### The records ###
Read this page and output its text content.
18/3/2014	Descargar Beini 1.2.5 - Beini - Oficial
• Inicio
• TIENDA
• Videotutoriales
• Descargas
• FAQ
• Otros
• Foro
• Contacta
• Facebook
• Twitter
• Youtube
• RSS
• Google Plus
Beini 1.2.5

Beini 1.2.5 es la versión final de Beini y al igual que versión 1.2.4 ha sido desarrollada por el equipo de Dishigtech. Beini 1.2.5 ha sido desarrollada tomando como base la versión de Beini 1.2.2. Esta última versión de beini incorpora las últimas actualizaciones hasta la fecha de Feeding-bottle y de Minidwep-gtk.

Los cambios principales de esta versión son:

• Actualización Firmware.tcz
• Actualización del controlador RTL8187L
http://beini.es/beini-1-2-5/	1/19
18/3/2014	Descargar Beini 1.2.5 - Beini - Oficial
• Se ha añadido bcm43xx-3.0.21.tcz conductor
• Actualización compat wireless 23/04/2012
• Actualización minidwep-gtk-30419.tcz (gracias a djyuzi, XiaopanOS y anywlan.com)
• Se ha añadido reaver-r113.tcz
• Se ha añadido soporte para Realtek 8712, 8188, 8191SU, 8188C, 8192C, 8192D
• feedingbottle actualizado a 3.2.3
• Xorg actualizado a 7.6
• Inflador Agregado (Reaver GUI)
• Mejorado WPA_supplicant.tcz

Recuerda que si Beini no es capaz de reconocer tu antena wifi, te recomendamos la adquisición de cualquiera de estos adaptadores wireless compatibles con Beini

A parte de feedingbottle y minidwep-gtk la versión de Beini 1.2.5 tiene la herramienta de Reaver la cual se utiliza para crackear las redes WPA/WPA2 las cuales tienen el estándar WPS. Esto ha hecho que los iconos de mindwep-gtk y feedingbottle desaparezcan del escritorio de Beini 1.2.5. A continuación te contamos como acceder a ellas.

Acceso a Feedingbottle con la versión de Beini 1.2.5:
###
### The records ###
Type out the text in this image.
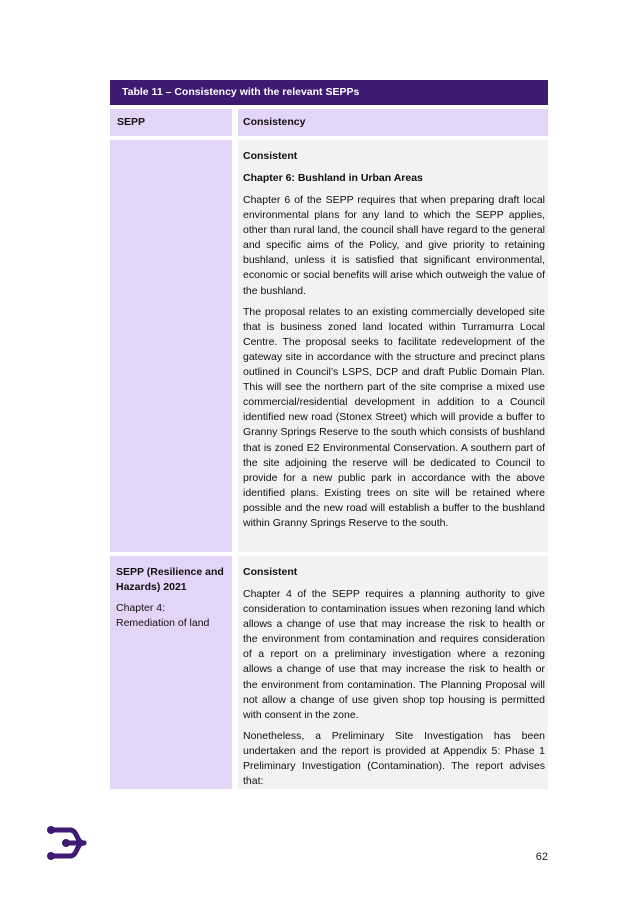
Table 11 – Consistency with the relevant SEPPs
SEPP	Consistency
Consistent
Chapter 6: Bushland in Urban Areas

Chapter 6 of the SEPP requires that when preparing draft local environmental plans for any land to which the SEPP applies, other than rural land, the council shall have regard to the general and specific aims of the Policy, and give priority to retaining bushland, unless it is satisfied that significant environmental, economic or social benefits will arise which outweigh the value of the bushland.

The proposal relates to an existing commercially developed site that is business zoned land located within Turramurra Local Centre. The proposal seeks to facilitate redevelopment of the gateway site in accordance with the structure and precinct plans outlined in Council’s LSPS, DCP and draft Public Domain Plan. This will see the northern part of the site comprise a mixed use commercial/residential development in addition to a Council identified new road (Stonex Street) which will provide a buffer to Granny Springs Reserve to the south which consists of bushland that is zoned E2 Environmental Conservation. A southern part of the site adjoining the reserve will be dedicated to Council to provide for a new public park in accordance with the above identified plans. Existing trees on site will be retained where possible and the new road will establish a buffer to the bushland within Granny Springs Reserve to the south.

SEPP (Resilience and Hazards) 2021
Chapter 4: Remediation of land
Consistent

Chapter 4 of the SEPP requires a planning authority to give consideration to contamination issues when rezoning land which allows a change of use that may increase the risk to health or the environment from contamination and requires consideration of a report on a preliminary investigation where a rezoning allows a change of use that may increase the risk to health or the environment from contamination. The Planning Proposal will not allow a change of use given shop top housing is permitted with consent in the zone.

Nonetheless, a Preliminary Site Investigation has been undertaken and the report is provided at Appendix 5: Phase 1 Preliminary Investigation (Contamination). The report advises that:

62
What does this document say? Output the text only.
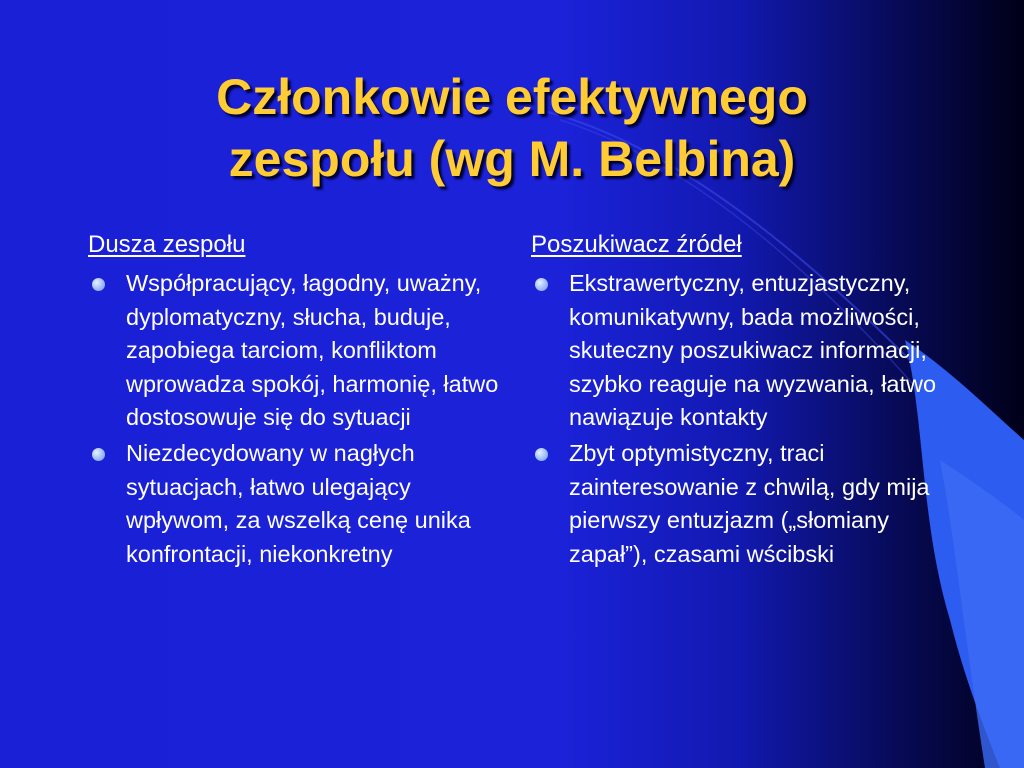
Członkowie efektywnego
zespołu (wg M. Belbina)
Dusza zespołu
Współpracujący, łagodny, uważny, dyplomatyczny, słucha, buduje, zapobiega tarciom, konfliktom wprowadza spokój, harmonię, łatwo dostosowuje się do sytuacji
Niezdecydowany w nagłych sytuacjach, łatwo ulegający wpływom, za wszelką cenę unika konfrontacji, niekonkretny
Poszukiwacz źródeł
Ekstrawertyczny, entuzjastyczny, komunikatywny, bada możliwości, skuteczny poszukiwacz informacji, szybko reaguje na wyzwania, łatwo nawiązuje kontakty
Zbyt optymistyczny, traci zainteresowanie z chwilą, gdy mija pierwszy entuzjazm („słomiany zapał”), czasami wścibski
###
### The records ###
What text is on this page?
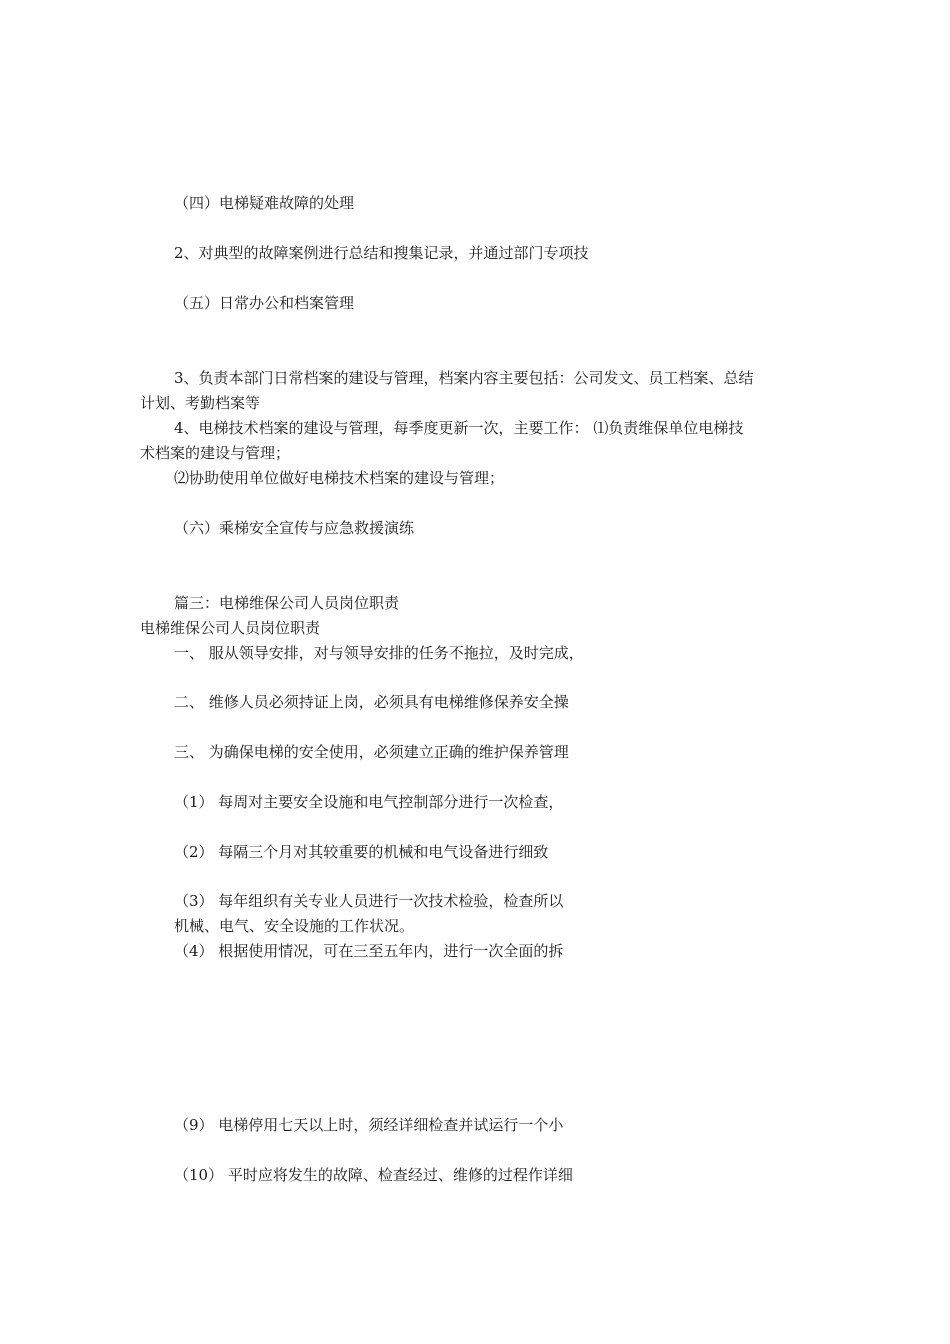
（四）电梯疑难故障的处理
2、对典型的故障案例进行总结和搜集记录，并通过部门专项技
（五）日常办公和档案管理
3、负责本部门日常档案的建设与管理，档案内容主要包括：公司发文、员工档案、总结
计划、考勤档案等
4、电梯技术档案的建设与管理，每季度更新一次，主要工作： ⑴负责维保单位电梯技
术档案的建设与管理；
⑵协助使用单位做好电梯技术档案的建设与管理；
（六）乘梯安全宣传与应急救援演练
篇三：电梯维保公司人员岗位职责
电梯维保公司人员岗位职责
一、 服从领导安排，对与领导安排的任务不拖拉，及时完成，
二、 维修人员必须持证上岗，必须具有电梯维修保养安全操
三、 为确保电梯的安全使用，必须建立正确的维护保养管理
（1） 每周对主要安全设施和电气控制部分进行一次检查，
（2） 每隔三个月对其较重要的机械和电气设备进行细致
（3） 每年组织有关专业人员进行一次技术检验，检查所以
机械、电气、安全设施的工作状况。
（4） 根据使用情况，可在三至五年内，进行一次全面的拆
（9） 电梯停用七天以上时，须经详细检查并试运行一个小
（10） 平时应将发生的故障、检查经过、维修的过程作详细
###
◆ Goal ◆
Pick out the lines that have the word "What". Copy them all.

◆ Written answer ◆
What does this document say? Output the text only.
What text is on this page?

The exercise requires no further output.